**REQUIRED TASK**. Arrange every line of the items below into a numbered list, leaving out any blank lines.

(Stored entries)
══════════

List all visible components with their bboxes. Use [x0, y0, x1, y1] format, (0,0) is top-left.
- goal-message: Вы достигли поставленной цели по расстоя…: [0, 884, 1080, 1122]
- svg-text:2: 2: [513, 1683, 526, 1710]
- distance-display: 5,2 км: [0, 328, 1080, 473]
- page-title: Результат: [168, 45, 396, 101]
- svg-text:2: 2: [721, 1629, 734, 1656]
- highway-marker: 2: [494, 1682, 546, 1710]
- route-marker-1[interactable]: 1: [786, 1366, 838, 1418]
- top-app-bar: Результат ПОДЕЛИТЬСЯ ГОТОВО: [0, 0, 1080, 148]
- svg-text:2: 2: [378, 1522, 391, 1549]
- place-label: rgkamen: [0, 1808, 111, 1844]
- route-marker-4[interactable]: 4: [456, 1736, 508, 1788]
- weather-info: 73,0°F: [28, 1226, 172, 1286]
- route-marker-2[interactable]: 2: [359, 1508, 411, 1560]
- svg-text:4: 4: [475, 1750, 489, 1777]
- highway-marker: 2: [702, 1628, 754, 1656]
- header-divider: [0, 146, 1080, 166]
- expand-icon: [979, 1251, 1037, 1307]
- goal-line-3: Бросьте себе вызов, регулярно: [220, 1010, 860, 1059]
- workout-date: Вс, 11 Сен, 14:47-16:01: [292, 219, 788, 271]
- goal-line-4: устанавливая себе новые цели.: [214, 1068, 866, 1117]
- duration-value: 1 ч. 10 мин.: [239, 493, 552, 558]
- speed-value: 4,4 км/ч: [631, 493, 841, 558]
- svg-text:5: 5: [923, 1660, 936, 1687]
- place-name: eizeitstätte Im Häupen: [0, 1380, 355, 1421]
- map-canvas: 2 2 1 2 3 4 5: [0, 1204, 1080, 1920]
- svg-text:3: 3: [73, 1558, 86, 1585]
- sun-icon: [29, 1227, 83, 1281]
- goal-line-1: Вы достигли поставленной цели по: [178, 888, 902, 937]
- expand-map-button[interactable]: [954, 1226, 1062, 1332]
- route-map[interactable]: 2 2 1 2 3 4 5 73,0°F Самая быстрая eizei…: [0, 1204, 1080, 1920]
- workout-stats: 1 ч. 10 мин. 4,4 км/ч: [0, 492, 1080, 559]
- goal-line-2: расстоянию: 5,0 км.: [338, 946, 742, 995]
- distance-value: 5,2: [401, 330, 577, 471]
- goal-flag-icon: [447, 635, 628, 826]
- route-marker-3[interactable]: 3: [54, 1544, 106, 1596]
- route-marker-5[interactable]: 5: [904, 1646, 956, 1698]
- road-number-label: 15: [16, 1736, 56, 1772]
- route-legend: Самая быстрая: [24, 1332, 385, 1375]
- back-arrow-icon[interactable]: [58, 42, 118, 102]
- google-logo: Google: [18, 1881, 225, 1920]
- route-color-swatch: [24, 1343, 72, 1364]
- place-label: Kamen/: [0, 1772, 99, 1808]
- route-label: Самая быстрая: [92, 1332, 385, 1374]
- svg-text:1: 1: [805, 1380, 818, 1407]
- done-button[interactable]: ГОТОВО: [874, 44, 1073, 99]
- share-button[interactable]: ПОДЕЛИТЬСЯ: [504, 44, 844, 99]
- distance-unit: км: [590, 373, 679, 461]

══════════

**TASK SOLUTION**.
1. List all visible components with their bboxes. Use [x0, y0, x1, y1] format, (0,0) is top-left.
2. - goal-message: Вы достигли поставленной цели по расстоя…: [0, 884, 1080, 1122]
3. - svg-text:2: 2: [513, 1683, 526, 1710]
4. - distance-display: 5,2 км: [0, 328, 1080, 473]
5. - page-title: Результат: [168, 45, 396, 101]
6. - svg-text:2: 2: [721, 1629, 734, 1656]
7. - highway-marker: 2: [494, 1682, 546, 1710]
8. - route-marker-1[interactable]: 1: [786, 1366, 838, 1418]
9. - top-app-bar: Результат ПОДЕЛИТЬСЯ ГОТОВО: [0, 0, 1080, 148]
10. - svg-text:2: 2: [378, 1522, 391, 1549]
11. - place-label: rgkamen: [0, 1808, 111, 1844]
12. - route-marker-4[interactable]: 4: [456, 1736, 508, 1788]
13. - weather-info: 73,0°F: [28, 1226, 172, 1286]
14. - route-marker-2[interactable]: 2: [359, 1508, 411, 1560]
15. - svg-text:4: 4: [475, 1750, 489, 1777]
16. - highway-marker: 2: [702, 1628, 754, 1656]
17. - header-divider: [0, 146, 1080, 166]
18. - expand-icon: [979, 1251, 1037, 1307]
19. - goal-line-3: Бросьте себе вызов, регулярно: [220, 1010, 860, 1059]
20. - workout-date: Вс, 11 Сен, 14:47-16:01: [292, 219, 788, 271]
21. - goal-line-4: устанавливая себе новые цели.: [214, 1068, 866, 1117]
22. - duration-value: 1 ч. 10 мин.: [239, 493, 552, 558]
23. - speed-value: 4,4 км/ч: [631, 493, 841, 558]
24. - svg-text:5: 5: [923, 1660, 936, 1687]
25. - place-name: eizeitstätte Im Häupen: [0, 1380, 355, 1421]
26. - map-canvas: 2 2 1 2 3 4 5: [0, 1204, 1080, 1920]
27. - svg-text:3: 3: [73, 1558, 86, 1585]
28. - sun-icon: [29, 1227, 83, 1281]
29. - goal-line-1: Вы достигли поставленной цели по: [178, 888, 902, 937]
30. - expand-map-button[interactable]: [954, 1226, 1062, 1332]
31. - route-map[interactable]: 2 2 1 2 3 4 5 73,0°F Самая быстрая eizei…: [0, 1204, 1080, 1920]
32. - workout-stats: 1 ч. 10 мин. 4,4 км/ч: [0, 492, 1080, 559]
33. - goal-line-2: расстоянию: 5,0 км.: [338, 946, 742, 995]
34. - distance-value: 5,2: [401, 330, 577, 471]
35. - goal-flag-icon: [447, 635, 628, 826]
36. - route-marker-3[interactable]: 3: [54, 1544, 106, 1596]
37. - route-marker-5[interactable]: 5: [904, 1646, 956, 1698]
38. - road-number-label: 15: [16, 1736, 56, 1772]
39. - route-legend: Самая быстрая: [24, 1332, 385, 1375]
40. - back-arrow-icon[interactable]: [58, 42, 118, 102]
41. - google-logo: Google: [18, 1881, 225, 1920]
42. - route-color-swatch: [24, 1343, 72, 1364]
43. - place-label: Kamen/: [0, 1772, 99, 1808]
44. - route-label: Самая быстрая: [92, 1332, 385, 1374]
45. - svg-text:1: 1: [805, 1380, 818, 1407]
46. - done-button[interactable]: ГОТОВО: [874, 44, 1073, 99]
47. - share-button[interactable]: ПОДЕЛИТЬСЯ: [504, 44, 844, 99]
48. - distance-unit: км: [590, 373, 679, 461]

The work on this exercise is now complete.